*WRITTEN EXERCISE*: Every line below should be repeated exactly.

▼

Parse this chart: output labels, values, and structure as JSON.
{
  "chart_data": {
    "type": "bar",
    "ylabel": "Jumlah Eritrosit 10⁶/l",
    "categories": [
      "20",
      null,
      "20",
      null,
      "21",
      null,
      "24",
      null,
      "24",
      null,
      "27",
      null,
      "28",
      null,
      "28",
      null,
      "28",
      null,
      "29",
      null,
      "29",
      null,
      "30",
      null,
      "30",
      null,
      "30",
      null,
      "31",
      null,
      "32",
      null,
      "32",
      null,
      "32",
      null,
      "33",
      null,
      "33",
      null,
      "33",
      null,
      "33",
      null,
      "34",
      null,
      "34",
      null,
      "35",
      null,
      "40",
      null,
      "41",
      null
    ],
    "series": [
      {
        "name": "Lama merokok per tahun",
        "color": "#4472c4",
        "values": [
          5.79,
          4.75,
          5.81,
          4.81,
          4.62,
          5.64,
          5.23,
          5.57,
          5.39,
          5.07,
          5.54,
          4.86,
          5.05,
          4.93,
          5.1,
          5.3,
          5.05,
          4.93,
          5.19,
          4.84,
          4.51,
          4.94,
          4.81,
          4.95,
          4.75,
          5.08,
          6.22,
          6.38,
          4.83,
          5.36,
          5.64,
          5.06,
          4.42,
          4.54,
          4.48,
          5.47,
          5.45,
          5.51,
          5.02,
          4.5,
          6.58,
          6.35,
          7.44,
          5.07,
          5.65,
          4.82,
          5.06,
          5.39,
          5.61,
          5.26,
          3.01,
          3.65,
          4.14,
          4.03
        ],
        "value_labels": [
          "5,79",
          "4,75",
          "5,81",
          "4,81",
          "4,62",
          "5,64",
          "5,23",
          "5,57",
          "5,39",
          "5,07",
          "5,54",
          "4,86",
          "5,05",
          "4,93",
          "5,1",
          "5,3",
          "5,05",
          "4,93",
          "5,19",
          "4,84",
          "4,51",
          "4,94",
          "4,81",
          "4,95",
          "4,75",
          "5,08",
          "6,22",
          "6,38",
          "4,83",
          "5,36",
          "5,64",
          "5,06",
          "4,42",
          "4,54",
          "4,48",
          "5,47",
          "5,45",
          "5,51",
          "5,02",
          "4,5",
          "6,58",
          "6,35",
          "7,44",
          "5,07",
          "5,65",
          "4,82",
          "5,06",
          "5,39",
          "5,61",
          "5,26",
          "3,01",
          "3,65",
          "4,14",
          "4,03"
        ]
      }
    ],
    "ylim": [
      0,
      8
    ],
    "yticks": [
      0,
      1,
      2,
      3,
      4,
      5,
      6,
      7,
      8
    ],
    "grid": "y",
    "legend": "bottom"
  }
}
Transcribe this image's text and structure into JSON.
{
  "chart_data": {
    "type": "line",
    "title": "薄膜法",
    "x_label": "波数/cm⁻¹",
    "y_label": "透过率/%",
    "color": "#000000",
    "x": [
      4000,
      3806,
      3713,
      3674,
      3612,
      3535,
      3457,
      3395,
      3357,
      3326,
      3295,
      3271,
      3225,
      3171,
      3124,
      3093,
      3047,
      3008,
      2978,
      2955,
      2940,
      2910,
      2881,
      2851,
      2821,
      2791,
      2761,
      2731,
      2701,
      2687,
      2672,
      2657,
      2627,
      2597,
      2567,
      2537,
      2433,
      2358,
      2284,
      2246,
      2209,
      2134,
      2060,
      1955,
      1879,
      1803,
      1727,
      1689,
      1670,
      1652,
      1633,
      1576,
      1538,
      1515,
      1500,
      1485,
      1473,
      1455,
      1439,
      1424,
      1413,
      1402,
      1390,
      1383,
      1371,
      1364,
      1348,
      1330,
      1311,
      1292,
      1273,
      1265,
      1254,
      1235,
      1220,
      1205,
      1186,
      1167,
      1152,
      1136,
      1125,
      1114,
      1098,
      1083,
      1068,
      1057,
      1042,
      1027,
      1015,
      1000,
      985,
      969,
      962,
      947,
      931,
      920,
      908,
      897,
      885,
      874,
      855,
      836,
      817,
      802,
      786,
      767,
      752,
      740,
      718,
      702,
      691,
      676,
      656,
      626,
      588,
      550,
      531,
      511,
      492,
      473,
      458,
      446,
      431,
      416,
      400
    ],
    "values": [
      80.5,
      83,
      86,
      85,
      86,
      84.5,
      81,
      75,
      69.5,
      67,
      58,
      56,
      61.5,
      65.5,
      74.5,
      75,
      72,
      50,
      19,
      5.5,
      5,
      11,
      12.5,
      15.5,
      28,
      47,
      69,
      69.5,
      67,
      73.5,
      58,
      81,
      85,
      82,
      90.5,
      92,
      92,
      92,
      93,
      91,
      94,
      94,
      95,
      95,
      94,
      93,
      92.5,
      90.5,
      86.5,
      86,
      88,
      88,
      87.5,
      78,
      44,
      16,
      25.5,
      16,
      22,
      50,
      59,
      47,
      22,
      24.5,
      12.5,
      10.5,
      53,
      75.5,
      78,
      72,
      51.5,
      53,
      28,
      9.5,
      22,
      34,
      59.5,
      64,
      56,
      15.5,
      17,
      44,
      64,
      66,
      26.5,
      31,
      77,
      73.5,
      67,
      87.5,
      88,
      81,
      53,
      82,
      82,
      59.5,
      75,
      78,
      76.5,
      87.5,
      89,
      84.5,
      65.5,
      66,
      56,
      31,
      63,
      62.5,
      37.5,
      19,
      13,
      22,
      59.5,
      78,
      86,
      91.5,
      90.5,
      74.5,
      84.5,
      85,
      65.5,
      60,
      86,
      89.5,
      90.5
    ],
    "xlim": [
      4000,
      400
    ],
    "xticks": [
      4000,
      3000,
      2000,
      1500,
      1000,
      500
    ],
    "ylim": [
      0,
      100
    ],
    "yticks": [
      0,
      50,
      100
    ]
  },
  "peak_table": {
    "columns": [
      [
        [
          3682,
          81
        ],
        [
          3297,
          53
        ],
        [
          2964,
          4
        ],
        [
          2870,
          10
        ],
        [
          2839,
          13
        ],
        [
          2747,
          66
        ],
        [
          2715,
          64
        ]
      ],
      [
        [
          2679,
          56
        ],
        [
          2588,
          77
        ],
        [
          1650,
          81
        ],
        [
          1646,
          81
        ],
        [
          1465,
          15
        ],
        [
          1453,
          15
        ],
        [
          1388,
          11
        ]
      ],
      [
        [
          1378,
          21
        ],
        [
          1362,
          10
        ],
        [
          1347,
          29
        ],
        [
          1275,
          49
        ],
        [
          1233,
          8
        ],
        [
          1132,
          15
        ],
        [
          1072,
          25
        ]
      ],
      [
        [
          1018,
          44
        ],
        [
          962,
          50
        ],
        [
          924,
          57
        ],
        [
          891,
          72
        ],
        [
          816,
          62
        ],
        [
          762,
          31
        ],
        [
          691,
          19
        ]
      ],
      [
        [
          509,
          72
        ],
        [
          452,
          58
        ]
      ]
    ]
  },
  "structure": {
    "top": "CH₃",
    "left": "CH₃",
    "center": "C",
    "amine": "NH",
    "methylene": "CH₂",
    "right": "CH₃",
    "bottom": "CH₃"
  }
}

▲

*WRITTEN SOLUTION*:
Parse this chart: output labels, values, and structure as JSON.
{
  "chart_data": {
    "type": "bar",
    "ylabel": "Jumlah Eritrosit 10⁶/l",
    "categories": [
      "20",
      null,
      "20",
      null,
      "21",
      null,
      "24",
      null,
      "24",
      null,
      "27",
      null,
      "28",
      null,
      "28",
      null,
      "28",
      null,
      "29",
      null,
      "29",
      null,
      "30",
      null,
      "30",
      null,
      "30",
      null,
      "31",
      null,
      "32",
      null,
      "32",
      null,
      "32",
      null,
      "33",
      null,
      "33",
      null,
      "33",
      null,
      "33",
      null,
      "34",
      null,
      "34",
      null,
      "35",
      null,
      "40",
      null,
      "41",
      null
    ],
    "series": [
      {
        "name": "Lama merokok per tahun",
        "color": "#4472c4",
        "values": [
          5.79,
          4.75,
          5.81,
          4.81,
          4.62,
          5.64,
          5.23,
          5.57,
          5.39,
          5.07,
          5.54,
          4.86,
          5.05,
          4.93,
          5.1,
          5.3,
          5.05,
          4.93,
          5.19,
          4.84,
          4.51,
          4.94,
          4.81,
          4.95,
          4.75,
          5.08,
          6.22,
          6.38,
          4.83,
          5.36,
          5.64,
          5.06,
          4.42,
          4.54,
          4.48,
          5.47,
          5.45,
          5.51,
          5.02,
          4.5,
          6.58,
          6.35,
          7.44,
          5.07,
          5.65,
          4.82,
          5.06,
          5.39,
          5.61,
          5.26,
          3.01,
          3.65,
          4.14,
          4.03
        ],
        "value_labels": [
          "5,79",
          "4,75",
          "5,81",
          "4,81",
          "4,62",
          "5,64",
          "5,23",
          "5,57",
          "5,39",
          "5,07",
          "5,54",
          "4,86",
          "5,05",
          "4,93",
          "5,1",
          "5,3",
          "5,05",
          "4,93",
          "5,19",
          "4,84",
          "4,51",
          "4,94",
          "4,81",
          "4,95",
          "4,75",
          "5,08",
          "6,22",
          "6,38",
          "4,83",
          "5,36",
          "5,64",
          "5,06",
          "4,42",
          "4,54",
          "4,48",
          "5,47",
          "5,45",
          "5,51",
          "5,02",
          "4,5",
          "6,58",
          "6,35",
          "7,44",
          "5,07",
          "5,65",
          "4,82",
          "5,06",
          "5,39",
          "5,61",
          "5,26",
          "3,01",
          "3,65",
          "4,14",
          "4,03"
        ]
      }
    ],
    "ylim": [
      0,
      8
    ],
    "yticks": [
      0,
      1,
      2,
      3,
      4,
      5,
      6,
      7,
      8
    ],
    "grid": "y",
    "legend": "bottom"
  }
}
Transcribe this image's text and structure into JSON.
{
  "chart_data": {
    "type": "line",
    "title": "薄膜法",
    "x_label": "波数/cm⁻¹",
    "y_label": "透过率/%",
    "color": "#000000",
    "x": [
      4000,
      3806,
      3713,
      3674,
      3612,
      3535,
      3457,
      3395,
      3357,
      3326,
      3295,
      3271,
      3225,
      3171,
      3124,
      3093,
      3047,
      3008,
      2978,
      2955,
      2940,
      2910,
      2881,
      2851,
      2821,
      2791,
      2761,
      2731,
      2701,
      2687,
      2672,
      2657,
      2627,
      2597,
      2567,
      2537,
      2433,
      2358,
      2284,
      2246,
      2209,
      2134,
      2060,
      1955,
      1879,
      1803,
      1727,
      1689,
      1670,
      1652,
      1633,
      1576,
      1538,
      1515,
      1500,
      1485,
      1473,
      1455,
      1439,
      1424,
      1413,
      1402,
      1390,
      1383,
      1371,
      1364,
      1348,
      1330,
      1311,
      1292,
      1273,
      1265,
      1254,
      1235,
      1220,
      1205,
      1186,
      1167,
      1152,
      1136,
      1125,
      1114,
      1098,
      1083,
      1068,
      1057,
      1042,
      1027,
      1015,
      1000,
      985,
      969,
      962,
      947,
      931,
      920,
      908,
      897,
      885,
      874,
      855,
      836,
      817,
      802,
      786,
      767,
      752,
      740,
      718,
      702,
      691,
      676,
      656,
      626,
      588,
      550,
      531,
      511,
      492,
      473,
      458,
      446,
      431,
      416,
      400
    ],
    "values": [
      80.5,
      83,
      86,
      85,
      86,
      84.5,
      81,
      75,
      69.5,
      67,
      58,
      56,
      61.5,
      65.5,
      74.5,
      75,
      72,
      50,
      19,
      5.5,
      5,
      11,
      12.5,
      15.5,
      28,
      47,
      69,
      69.5,
      67,
      73.5,
      58,
      81,
      85,
      82,
      90.5,
      92,
      92,
      92,
      93,
      91,
      94,
      94,
      95,
      95,
      94,
      93,
      92.5,
      90.5,
      86.5,
      86,
      88,
      88,
      87.5,
      78,
      44,
      16,
      25.5,
      16,
      22,
      50,
      59,
      47,
      22,
      24.5,
      12.5,
      10.5,
      53,
      75.5,
      78,
      72,
      51.5,
      53,
      28,
      9.5,
      22,
      34,
      59.5,
      64,
      56,
      15.5,
      17,
      44,
      64,
      66,
      26.5,
      31,
      77,
      73.5,
      67,
      87.5,
      88,
      81,
      53,
      82,
      82,
      59.5,
      75,
      78,
      76.5,
      87.5,
      89,
      84.5,
      65.5,
      66,
      56,
      31,
      63,
      62.5,
      37.5,
      19,
      13,
      22,
      59.5,
      78,
      86,
      91.5,
      90.5,
      74.5,
      84.5,
      85,
      65.5,
      60,
      86,
      89.5,
      90.5
    ],
    "xlim": [
      4000,
      400
    ],
    "xticks": [
      4000,
      3000,
      2000,
      1500,
      1000,
      500
    ],
    "ylim": [
      0,
      100
    ],
    "yticks": [
      0,
      50,
      100
    ]
  },
  "peak_table": {
    "columns": [
      [
        [
          3682,
          81
        ],
        [
          3297,
          53
        ],
        [
          2964,
          4
        ],
        [
          2870,
          10
        ],
        [
          2839,
          13
        ],
        [
          2747,
          66
        ],
        [
          2715,
          64
        ]
      ],
      [
        [
          2679,
          56
        ],
        [
          2588,
          77
        ],
        [
          1650,
          81
        ],
        [
          1646,
          81
        ],
        [
          1465,
          15
        ],
        [
          1453,
          15
        ],
        [
          1388,
          11
        ]
      ],
      [
        [
          1378,
          21
        ],
        [
          1362,
          10
        ],
        [
          1347,
          29
        ],
        [
          1275,
          49
        ],
        [
          1233,
          8
        ],
        [
          1132,
          15
        ],
        [
          1072,
          25
        ]
      ],
      [
        [
          1018,
          44
        ],
        [
          962,
          50
        ],
        [
          924,
          57
        ],
        [
          891,
          72
        ],
        [
          816,
          62
        ],
        [
          762,
          31
        ],
        [
          691,
          19
        ]
      ],
      [
        [
          509,
          72
        ],
        [
          452,
          58
        ]
      ]
    ]
  },
  "structure": {
    "top": "CH₃",
    "left": "CH₃",
    "center": "C",
    "amine": "NH",
    "methylene": "CH₂",
    "right": "CH₃",
    "bottom": "CH₃"
  }
}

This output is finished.